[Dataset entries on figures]

━━━━━━━━━━━━━━━━

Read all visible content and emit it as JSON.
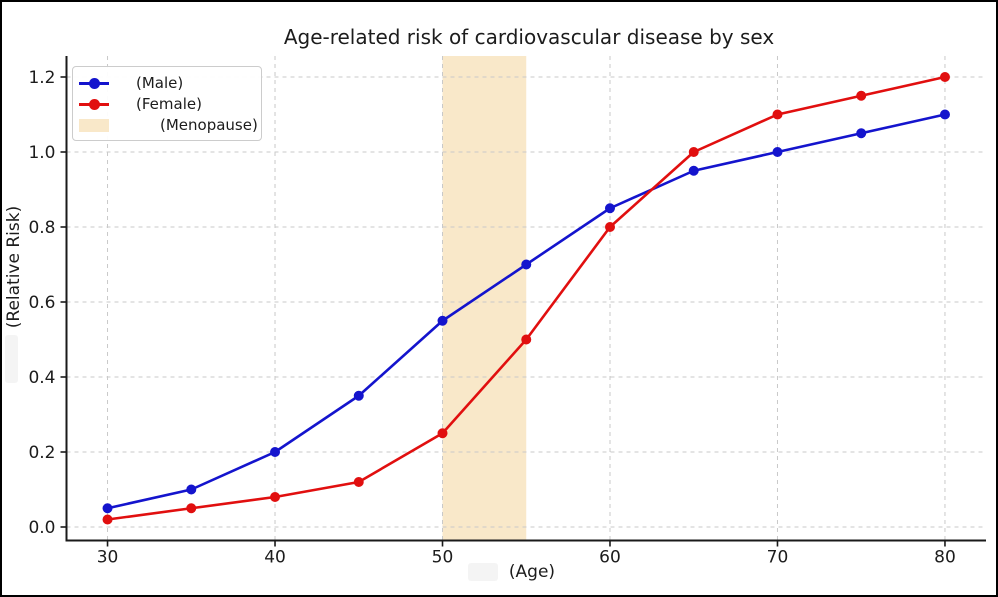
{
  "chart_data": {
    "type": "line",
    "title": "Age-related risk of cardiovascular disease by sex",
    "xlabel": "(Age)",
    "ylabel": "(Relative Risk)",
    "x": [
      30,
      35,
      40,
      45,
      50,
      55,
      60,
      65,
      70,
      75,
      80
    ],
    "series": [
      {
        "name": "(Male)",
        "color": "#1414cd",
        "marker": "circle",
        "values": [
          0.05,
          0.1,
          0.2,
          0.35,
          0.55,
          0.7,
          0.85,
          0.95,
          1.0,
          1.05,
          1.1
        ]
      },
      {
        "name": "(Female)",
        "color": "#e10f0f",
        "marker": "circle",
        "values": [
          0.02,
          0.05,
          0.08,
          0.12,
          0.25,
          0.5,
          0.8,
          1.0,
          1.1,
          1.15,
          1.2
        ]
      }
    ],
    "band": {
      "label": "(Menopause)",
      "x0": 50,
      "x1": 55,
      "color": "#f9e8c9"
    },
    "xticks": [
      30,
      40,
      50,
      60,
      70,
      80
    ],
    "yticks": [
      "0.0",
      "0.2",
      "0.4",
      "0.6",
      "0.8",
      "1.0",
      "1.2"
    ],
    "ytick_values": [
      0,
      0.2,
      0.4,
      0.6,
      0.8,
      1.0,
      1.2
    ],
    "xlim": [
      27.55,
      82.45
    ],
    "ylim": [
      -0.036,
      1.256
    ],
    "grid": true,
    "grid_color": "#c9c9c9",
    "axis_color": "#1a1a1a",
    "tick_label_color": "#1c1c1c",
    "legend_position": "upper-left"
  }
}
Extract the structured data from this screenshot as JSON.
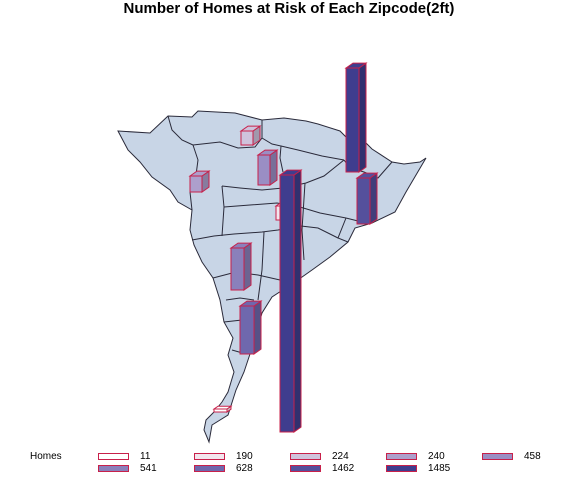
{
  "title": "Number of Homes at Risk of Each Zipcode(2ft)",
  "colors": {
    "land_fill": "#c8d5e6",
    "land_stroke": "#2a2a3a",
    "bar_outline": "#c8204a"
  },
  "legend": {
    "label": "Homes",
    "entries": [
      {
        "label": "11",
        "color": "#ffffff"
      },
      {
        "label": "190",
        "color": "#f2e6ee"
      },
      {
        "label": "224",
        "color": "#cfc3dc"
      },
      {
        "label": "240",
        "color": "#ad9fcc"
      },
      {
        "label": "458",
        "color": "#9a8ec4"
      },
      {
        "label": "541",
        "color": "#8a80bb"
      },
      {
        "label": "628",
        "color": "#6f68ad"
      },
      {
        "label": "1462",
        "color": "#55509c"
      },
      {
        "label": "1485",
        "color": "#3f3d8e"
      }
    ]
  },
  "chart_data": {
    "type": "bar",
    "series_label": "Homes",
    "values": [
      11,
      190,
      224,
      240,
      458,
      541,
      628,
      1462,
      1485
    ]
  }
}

━━━━━━━━━━━━━━━━

Task details: All of the data needs repeating exactly, but the pictures do not.

Response:
Read all visible content and emit it as JSON.
{
  "chart_data": {
    "type": "line",
    "title": "Age-related risk of cardiovascular disease by sex",
    "xlabel": "(Age)",
    "ylabel": "(Relative Risk)",
    "x": [
      30,
      35,
      40,
      45,
      50,
      55,
      60,
      65,
      70,
      75,
      80
    ],
    "series": [
      {
        "name": "(Male)",
        "color": "#1414cd",
        "marker": "circle",
        "values": [
          0.05,
          0.1,
          0.2,
          0.35,
          0.55,
          0.7,
          0.85,
          0.95,
          1.0,
          1.05,
          1.1
        ]
      },
      {
        "name": "(Female)",
        "color": "#e10f0f",
        "marker": "circle",
        "values": [
          0.02,
          0.05,
          0.08,
          0.12,
          0.25,
          0.5,
          0.8,
          1.0,
          1.1,
          1.15,
          1.2
        ]
      }
    ],
    "band": {
      "label": "(Menopause)",
      "x0": 50,
      "x1": 55,
      "color": "#f9e8c9"
    },
    "xticks": [
      30,
      40,
      50,
      60,
      70,
      80
    ],
    "yticks": [
      "0.0",
      "0.2",
      "0.4",
      "0.6",
      "0.8",
      "1.0",
      "1.2"
    ],
    "ytick_values": [
      0,
      0.2,
      0.4,
      0.6,
      0.8,
      1.0,
      1.2
    ],
    "xlim": [
      27.55,
      82.45
    ],
    "ylim": [
      -0.036,
      1.256
    ],
    "grid": true,
    "grid_color": "#c9c9c9",
    "axis_color": "#1a1a1a",
    "tick_label_color": "#1c1c1c",
    "legend_position": "upper-left"
  }
}
Extract the structured data from this screenshot as JSON.
{
  "title": "Number of Homes at Risk of Each Zipcode(2ft)",
  "colors": {
    "land_fill": "#c8d5e6",
    "land_stroke": "#2a2a3a",
    "bar_outline": "#c8204a"
  },
  "legend": {
    "label": "Homes",
    "entries": [
      {
        "label": "11",
        "color": "#ffffff"
      },
      {
        "label": "190",
        "color": "#f2e6ee"
      },
      {
        "label": "224",
        "color": "#cfc3dc"
      },
      {
        "label": "240",
        "color": "#ad9fcc"
      },
      {
        "label": "458",
        "color": "#9a8ec4"
      },
      {
        "label": "541",
        "color": "#8a80bb"
      },
      {
        "label": "628",
        "color": "#6f68ad"
      },
      {
        "label": "1462",
        "color": "#55509c"
      },
      {
        "label": "1485",
        "color": "#3f3d8e"
      }
    ]
  },
  "chart_data": {
    "type": "bar",
    "series_label": "Homes",
    "values": [
      11,
      190,
      224,
      240,
      458,
      541,
      628,
      1462,
      1485
    ]
  }
}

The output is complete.